# THE PROBLEM:
Copy the data word for word, starting at the line that contains "- chart-subtitle: LPP" and ending at the final line of the data.

# TASK MATERIAL:
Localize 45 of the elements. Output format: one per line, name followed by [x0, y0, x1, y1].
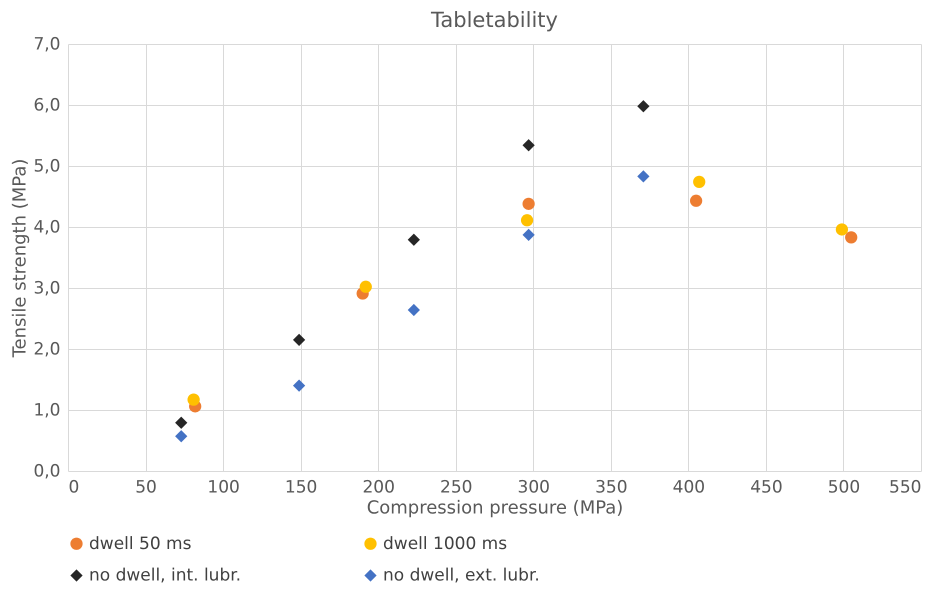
point: [175, 430, 188, 442]
x-tick-label: 150: [284, 478, 318, 498]
point: [522, 228, 535, 242]
x-tick-label: 400: [672, 478, 706, 498]
chart-title: Tabletability: [430, 8, 558, 32]
x-tick-label: 550: [889, 478, 922, 498]
point: [360, 280, 372, 293]
point: [292, 379, 306, 392]
legend-label: no dwell, ext. lubr.: [383, 566, 540, 586]
point: [408, 234, 420, 246]
point: [693, 176, 706, 188]
x-tick-label: 200: [362, 478, 395, 498]
point: [836, 223, 848, 236]
point: [292, 334, 306, 346]
y-tick-label: 6,0: [33, 96, 60, 116]
point: [522, 198, 535, 210]
y-tick-label: 7,0: [33, 34, 60, 54]
point: [637, 100, 650, 112]
point: [188, 394, 200, 406]
x-tick-label: 0: [68, 478, 80, 498]
y-tick-label: 1,0: [33, 400, 60, 420]
y-tick-label: 5,0: [33, 156, 60, 176]
x-tick-label: 50: [135, 478, 157, 498]
legend-label: no dwell, int. lubr.: [89, 566, 242, 586]
point: [175, 416, 188, 429]
point: [408, 304, 420, 316]
point: [522, 139, 535, 152]
legend-label: dwell 50 ms: [89, 534, 192, 554]
x-tick-label: 250: [440, 478, 472, 498]
x-tick-label: 300: [518, 478, 550, 498]
x-tick-label: 350: [595, 478, 628, 498]
y-tick-label: 3,0: [33, 278, 60, 298]
point: [690, 194, 702, 207]
x-tick-label: 500: [828, 478, 860, 498]
y-tick-label: 0,0: [33, 462, 60, 482]
y-axis-title: Tensile strength (MPa): [9, 158, 30, 358]
legend-label: dwell 1000 ms: [383, 534, 508, 554]
x-tick-label: 100: [207, 478, 240, 498]
x-tick-label: 450: [750, 478, 783, 498]
point: [845, 231, 858, 244]
point: [520, 214, 534, 226]
x-axis-title: Compression pressure (MPa): [366, 498, 624, 518]
point: [637, 170, 650, 182]
y-tick-label: 2,0: [33, 340, 60, 360]
y-tick-label: 4,0: [33, 218, 60, 238]
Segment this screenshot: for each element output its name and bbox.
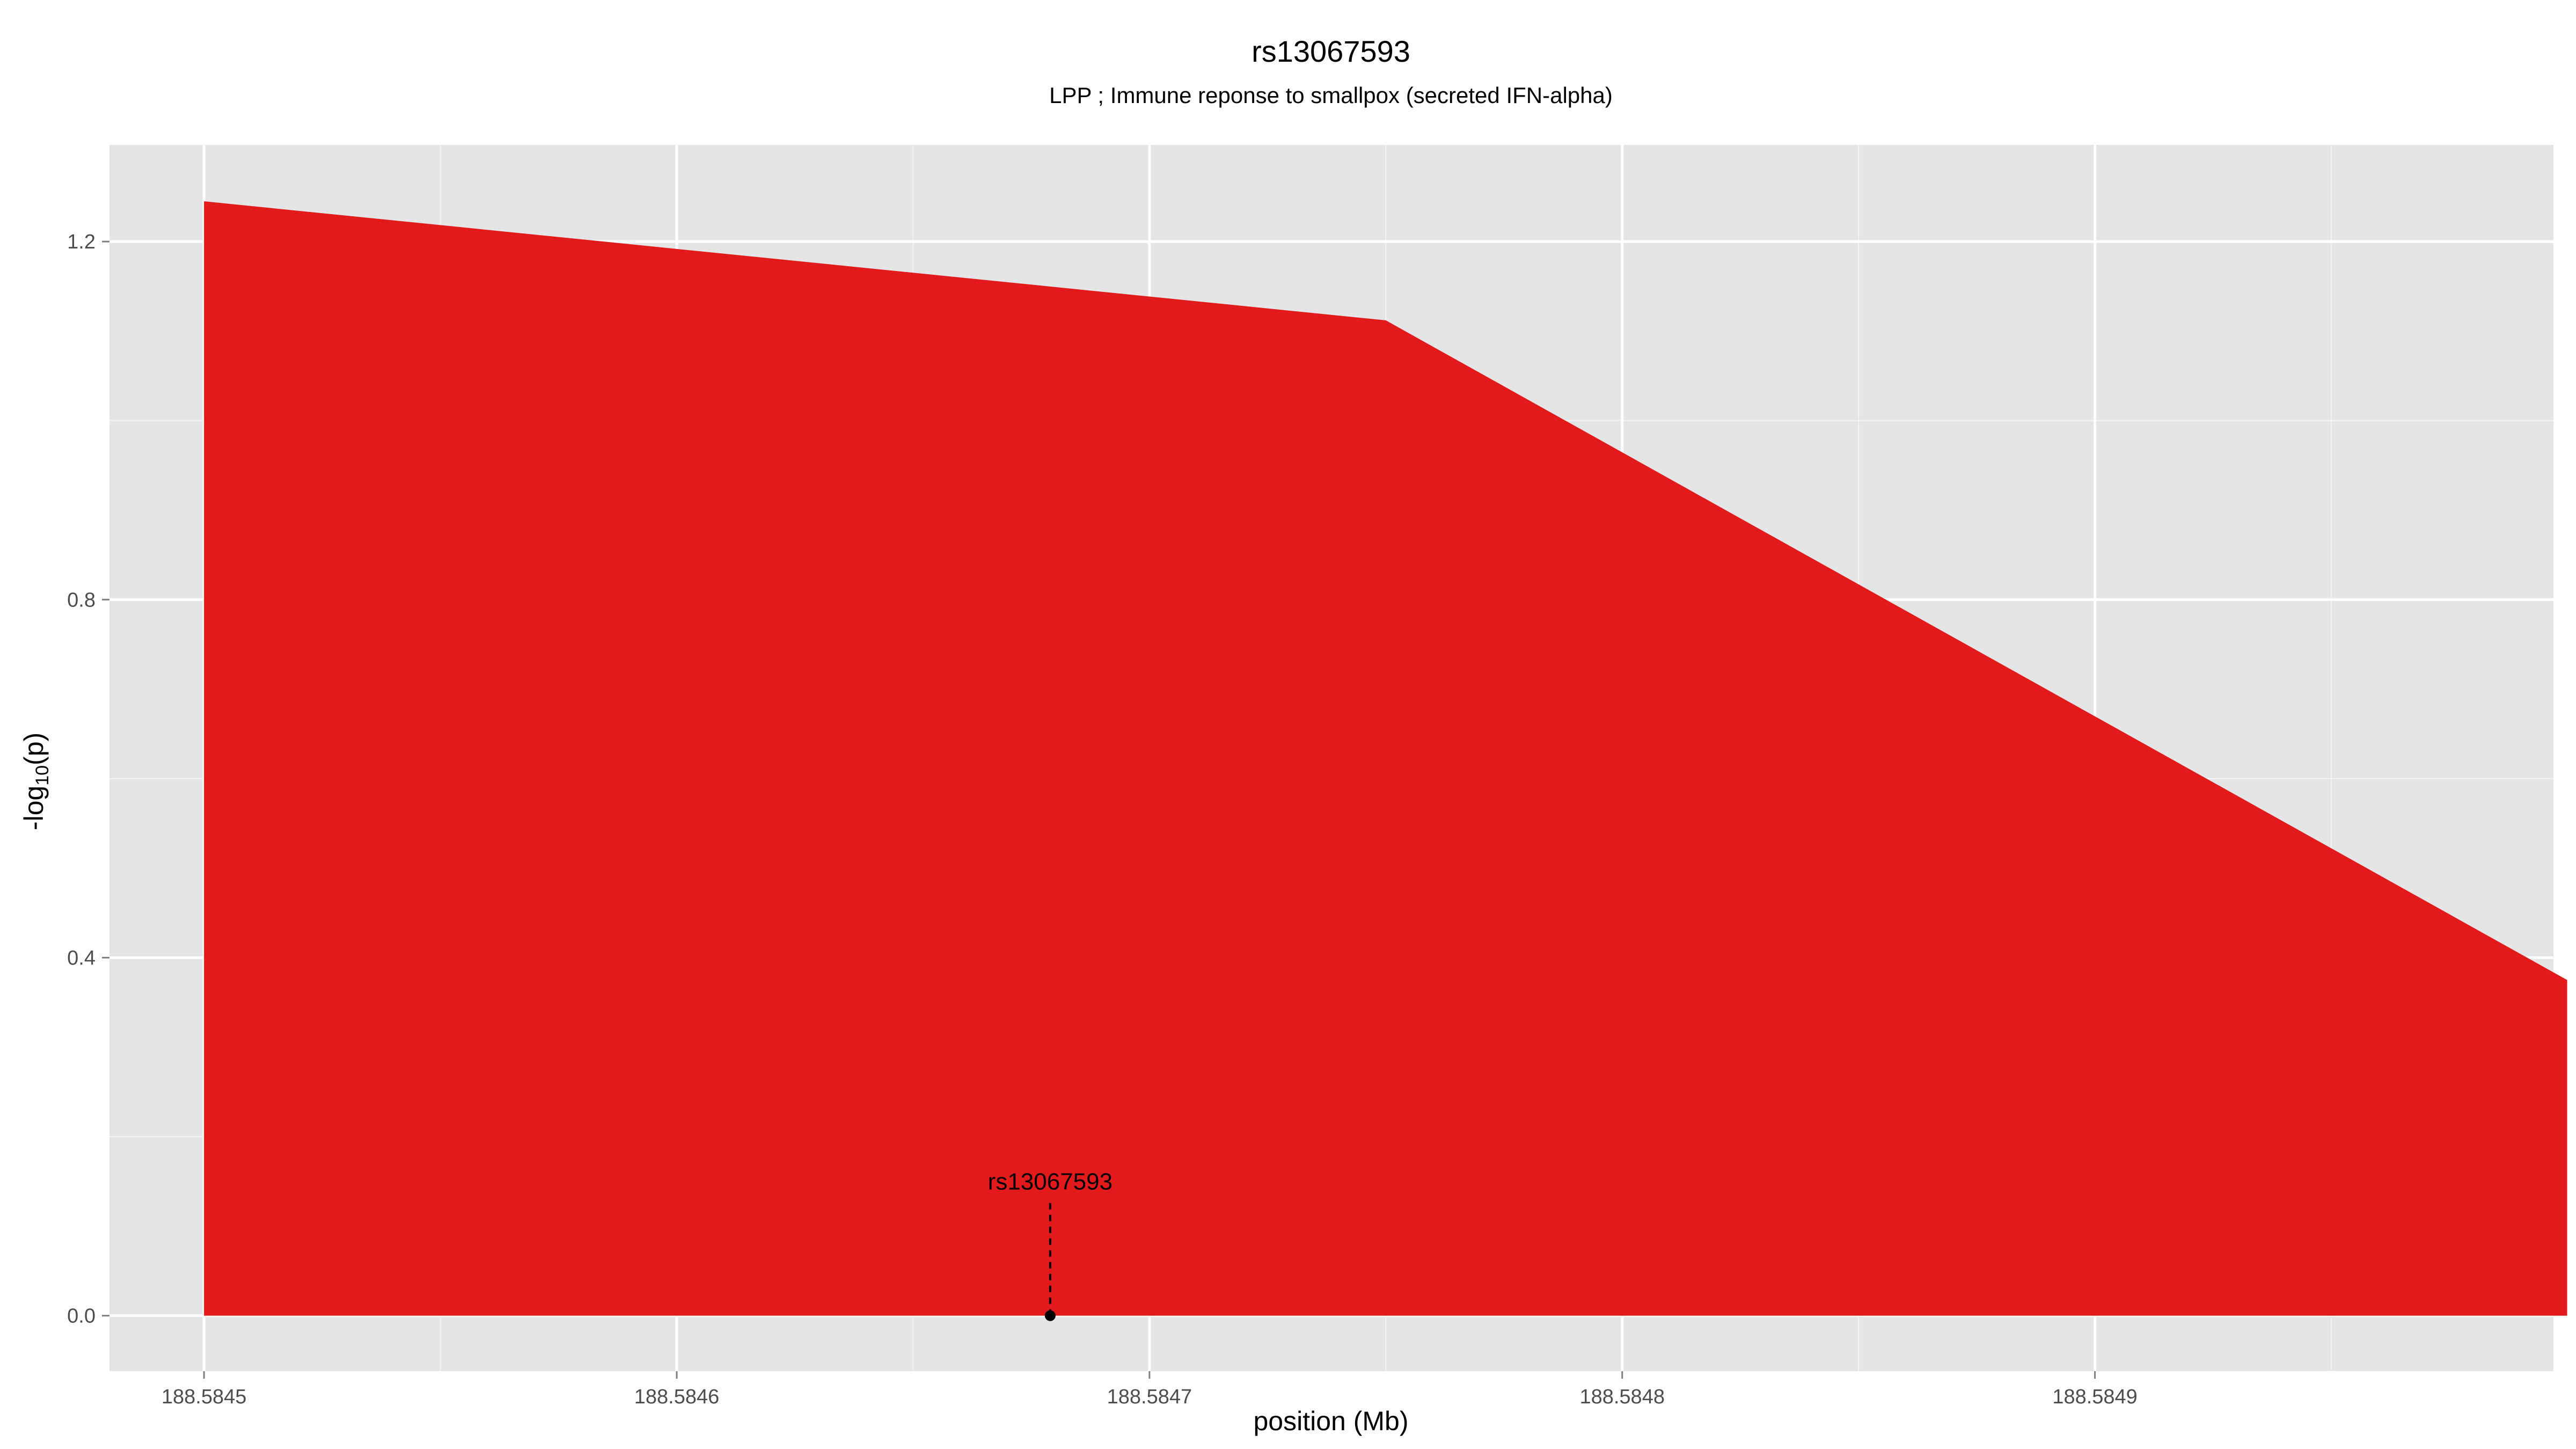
- chart-subtitle: LPP ; Immune reponse to smallpox (secret…: [1049, 83, 1613, 108]
- y-axis-title-tail: (p): [19, 733, 49, 765]
- x-tick-label: 188.5847: [1107, 1386, 1192, 1408]
- y-tick-label: 1.2: [67, 231, 96, 253]
- x-axis-title: position (Mb): [1254, 1406, 1409, 1436]
- x-tick-label: 188.5846: [634, 1386, 720, 1408]
- annotation-label: rs13067593: [988, 1169, 1113, 1195]
- y-axis: 0.0 0.4 0.8 1.2: [67, 231, 109, 1328]
- annotation-point: [1044, 1310, 1056, 1321]
- area-series: [204, 201, 2567, 1316]
- y-axis-title: -log10(p): [19, 733, 53, 830]
- y-tick-label: 0.0: [67, 1305, 96, 1328]
- x-tick-label: 188.5848: [1579, 1386, 1665, 1408]
- y-axis-title-main: -log: [19, 786, 49, 830]
- x-axis: 188.5845 188.5846 188.5847 188.5848 188.5849: [162, 1371, 2138, 1408]
- chart-title: rs13067593: [1252, 34, 1410, 68]
- y-axis-title-subscript: 10: [32, 765, 53, 786]
- x-tick-label: 188.5849: [2052, 1386, 2138, 1408]
- data-marks: [204, 201, 2567, 1316]
- y-tick-label: 0.4: [67, 947, 96, 969]
- annotations: rs13067593: [988, 1169, 1113, 1321]
- x-tick-label: 188.5845: [162, 1386, 247, 1408]
- y-tick-label: 0.8: [67, 589, 96, 611]
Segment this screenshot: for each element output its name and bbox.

# EXERCISE ANSWER:
- chart-subtitle: LPP ; Immune reponse to smallpox (secret…: [1049, 83, 1613, 108]
- y-axis-title-tail: (p): [19, 733, 49, 765]
- x-tick-label: 188.5847: [1107, 1386, 1192, 1408]
- y-tick-label: 1.2: [67, 231, 96, 253]
- x-axis-title: position (Mb): [1254, 1406, 1409, 1436]
- x-tick-label: 188.5846: [634, 1386, 720, 1408]
- annotation-label: rs13067593: [988, 1169, 1113, 1195]
- y-axis: 0.0 0.4 0.8 1.2: [67, 231, 109, 1328]
- annotation-point: [1044, 1310, 1056, 1321]
- area-series: [204, 201, 2567, 1316]
- y-axis-title: -log10(p): [19, 733, 53, 830]
- y-tick-label: 0.0: [67, 1305, 96, 1328]
- x-tick-label: 188.5848: [1579, 1386, 1665, 1408]
- y-axis-title-main: -log: [19, 786, 49, 830]
- x-axis: 188.5845 188.5846 188.5847 188.5848 188.5849: [162, 1371, 2138, 1408]
- chart-title: rs13067593: [1252, 34, 1410, 68]
- y-axis-title-subscript: 10: [32, 765, 53, 786]
- x-tick-label: 188.5849: [2052, 1386, 2138, 1408]
- data-marks: [204, 201, 2567, 1316]
- y-tick-label: 0.4: [67, 947, 96, 969]
- annotations: rs13067593: [988, 1169, 1113, 1321]
- x-tick-label: 188.5845: [162, 1386, 247, 1408]
- y-tick-label: 0.8: [67, 589, 96, 611]
Segment this screenshot: for each element output its name and bbox.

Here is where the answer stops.